## [EXCERPTED DATA]
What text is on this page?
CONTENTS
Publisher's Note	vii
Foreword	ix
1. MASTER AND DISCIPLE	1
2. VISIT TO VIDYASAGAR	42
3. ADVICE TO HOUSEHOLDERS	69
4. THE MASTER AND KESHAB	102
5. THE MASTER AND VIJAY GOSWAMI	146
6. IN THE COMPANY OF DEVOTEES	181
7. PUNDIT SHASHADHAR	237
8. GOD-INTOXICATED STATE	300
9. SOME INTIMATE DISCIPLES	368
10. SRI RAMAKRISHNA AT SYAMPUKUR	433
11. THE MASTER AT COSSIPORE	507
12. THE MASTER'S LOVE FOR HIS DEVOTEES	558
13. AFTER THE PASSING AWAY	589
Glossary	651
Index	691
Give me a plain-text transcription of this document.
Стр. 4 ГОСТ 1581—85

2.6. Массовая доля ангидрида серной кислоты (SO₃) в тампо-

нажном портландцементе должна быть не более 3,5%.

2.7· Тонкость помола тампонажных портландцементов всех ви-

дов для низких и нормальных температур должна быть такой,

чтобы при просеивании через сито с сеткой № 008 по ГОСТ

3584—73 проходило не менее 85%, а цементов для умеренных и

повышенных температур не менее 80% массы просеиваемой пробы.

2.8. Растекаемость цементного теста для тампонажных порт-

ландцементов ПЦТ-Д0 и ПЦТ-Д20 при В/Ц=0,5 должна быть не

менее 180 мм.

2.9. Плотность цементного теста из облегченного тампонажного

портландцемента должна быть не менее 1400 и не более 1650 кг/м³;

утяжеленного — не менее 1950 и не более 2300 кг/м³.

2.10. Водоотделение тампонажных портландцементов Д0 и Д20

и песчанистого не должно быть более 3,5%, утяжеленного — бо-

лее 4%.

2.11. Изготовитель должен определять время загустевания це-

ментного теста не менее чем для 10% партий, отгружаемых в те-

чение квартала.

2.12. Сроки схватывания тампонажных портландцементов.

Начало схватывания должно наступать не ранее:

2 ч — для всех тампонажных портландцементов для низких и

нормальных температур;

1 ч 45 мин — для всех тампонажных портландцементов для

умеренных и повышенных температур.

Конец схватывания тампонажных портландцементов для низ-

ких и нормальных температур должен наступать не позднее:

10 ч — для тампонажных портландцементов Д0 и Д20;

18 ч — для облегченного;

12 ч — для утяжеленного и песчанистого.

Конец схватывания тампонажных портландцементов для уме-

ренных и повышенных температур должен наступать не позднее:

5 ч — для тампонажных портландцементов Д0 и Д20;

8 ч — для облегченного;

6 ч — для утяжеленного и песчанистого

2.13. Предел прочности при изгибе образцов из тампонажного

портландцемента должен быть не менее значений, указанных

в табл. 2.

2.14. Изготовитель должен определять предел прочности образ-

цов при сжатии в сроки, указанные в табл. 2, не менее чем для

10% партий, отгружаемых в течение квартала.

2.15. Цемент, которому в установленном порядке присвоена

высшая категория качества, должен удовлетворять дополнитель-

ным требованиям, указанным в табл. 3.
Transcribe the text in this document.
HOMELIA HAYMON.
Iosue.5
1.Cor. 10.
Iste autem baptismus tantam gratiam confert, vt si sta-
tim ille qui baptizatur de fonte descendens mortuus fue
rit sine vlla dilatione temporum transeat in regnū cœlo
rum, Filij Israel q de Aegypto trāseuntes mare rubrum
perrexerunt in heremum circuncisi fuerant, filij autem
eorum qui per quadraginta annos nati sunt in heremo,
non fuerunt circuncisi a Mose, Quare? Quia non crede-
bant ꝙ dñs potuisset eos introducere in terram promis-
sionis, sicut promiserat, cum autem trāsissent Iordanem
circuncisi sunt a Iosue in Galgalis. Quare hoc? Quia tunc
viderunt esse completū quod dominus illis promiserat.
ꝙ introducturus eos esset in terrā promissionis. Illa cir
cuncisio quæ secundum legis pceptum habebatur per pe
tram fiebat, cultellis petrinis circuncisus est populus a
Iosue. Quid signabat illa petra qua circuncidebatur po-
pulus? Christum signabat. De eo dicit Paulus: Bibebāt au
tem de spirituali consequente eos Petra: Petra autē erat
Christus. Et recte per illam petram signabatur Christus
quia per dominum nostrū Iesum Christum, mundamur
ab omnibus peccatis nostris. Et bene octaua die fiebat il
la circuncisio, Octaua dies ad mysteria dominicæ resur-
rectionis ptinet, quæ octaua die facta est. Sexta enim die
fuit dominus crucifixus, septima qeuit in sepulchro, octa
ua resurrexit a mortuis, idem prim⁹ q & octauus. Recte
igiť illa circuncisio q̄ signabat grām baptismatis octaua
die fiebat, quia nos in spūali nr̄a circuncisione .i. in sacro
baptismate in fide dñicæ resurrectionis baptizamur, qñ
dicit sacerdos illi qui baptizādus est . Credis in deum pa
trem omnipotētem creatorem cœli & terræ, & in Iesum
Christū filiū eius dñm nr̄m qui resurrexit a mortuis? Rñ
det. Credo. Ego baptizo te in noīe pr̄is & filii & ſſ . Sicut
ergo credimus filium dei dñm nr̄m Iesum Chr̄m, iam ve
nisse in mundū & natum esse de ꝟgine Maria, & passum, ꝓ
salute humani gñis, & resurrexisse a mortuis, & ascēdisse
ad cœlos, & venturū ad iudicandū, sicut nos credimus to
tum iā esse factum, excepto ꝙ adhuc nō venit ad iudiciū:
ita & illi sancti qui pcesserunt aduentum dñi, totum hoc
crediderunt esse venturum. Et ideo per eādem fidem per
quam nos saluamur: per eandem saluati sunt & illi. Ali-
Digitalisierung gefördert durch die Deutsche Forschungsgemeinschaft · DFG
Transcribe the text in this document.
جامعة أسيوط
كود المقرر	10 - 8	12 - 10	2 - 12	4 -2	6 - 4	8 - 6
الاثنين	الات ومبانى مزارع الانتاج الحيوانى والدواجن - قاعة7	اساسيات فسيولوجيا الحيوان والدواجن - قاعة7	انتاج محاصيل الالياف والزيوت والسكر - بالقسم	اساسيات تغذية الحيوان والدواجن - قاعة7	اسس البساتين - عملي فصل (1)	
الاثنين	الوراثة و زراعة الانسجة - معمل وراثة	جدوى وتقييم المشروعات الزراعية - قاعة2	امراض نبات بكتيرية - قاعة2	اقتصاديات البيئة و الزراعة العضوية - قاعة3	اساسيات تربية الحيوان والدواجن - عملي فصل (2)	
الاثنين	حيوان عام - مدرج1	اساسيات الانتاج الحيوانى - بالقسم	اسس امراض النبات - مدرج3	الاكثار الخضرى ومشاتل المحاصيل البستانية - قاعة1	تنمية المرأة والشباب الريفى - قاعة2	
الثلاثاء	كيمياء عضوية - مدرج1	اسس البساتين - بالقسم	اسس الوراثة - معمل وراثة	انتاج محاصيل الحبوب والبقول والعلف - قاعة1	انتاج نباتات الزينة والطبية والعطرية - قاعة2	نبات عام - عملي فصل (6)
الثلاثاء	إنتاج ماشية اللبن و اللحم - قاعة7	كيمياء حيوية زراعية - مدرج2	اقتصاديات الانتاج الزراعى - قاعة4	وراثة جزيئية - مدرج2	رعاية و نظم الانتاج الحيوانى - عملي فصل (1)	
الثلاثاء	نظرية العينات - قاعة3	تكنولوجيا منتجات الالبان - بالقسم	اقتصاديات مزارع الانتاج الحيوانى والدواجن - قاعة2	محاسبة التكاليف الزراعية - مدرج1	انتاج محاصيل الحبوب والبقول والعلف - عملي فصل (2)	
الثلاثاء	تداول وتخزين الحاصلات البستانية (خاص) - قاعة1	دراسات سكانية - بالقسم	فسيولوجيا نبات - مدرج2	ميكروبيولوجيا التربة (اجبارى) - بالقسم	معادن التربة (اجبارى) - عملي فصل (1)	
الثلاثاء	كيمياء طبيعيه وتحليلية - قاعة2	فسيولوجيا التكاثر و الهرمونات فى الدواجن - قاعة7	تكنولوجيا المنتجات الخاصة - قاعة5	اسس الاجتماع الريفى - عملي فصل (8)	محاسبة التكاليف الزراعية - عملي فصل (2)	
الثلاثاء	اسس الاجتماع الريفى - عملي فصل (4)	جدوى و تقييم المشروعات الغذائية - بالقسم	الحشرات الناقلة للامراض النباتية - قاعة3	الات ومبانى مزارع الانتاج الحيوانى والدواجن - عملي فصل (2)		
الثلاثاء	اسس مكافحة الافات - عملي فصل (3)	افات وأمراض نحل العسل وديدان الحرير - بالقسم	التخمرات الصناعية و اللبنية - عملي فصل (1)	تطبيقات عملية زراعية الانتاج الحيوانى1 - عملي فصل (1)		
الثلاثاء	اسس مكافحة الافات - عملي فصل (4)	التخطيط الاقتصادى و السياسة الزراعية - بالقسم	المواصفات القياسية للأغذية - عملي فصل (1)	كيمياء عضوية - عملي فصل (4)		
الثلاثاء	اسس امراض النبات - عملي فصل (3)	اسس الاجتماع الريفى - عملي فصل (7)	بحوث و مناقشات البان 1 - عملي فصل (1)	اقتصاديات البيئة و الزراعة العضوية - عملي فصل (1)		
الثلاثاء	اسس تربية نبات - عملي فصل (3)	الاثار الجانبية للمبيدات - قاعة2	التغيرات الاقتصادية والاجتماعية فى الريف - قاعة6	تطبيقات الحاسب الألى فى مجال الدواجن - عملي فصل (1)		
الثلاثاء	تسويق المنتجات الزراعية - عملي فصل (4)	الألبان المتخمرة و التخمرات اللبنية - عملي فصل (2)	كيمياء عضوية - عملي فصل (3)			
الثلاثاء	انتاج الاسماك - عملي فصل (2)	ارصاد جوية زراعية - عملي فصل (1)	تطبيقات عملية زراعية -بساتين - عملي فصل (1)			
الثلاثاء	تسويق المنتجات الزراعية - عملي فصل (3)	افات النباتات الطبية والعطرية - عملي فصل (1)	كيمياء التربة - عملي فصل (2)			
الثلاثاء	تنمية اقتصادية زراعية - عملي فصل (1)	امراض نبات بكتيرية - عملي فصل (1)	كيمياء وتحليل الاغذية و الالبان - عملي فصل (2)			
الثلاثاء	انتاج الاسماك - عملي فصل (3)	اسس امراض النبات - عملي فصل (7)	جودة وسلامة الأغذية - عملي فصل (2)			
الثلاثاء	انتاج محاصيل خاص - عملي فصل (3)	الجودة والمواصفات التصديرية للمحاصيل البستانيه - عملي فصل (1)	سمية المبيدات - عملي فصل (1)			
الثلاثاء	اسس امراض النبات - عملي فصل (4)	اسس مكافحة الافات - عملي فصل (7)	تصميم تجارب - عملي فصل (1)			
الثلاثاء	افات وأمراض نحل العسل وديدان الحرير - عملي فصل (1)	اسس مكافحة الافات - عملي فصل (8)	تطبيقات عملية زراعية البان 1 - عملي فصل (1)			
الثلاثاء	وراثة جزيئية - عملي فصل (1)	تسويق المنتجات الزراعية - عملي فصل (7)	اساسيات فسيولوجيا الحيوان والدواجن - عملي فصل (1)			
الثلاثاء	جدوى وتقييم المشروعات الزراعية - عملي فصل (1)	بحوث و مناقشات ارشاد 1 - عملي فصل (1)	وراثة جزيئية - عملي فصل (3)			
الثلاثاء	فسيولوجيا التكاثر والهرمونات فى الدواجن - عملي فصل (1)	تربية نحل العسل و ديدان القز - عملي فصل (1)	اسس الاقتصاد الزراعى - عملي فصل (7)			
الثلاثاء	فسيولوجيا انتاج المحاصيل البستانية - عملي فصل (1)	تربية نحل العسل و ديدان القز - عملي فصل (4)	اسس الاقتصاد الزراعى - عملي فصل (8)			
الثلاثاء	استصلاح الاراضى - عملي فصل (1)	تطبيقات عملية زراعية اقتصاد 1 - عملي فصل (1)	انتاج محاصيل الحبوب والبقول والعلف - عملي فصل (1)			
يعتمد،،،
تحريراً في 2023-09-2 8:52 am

## [BRIEF]
Copy out all lines that carry the word "цементного".

## [RESPONSE]
2.8. Растекаемость цементного теста для тампонажных порт-
2.9. Плотность цементного теста из облегченного тампонажного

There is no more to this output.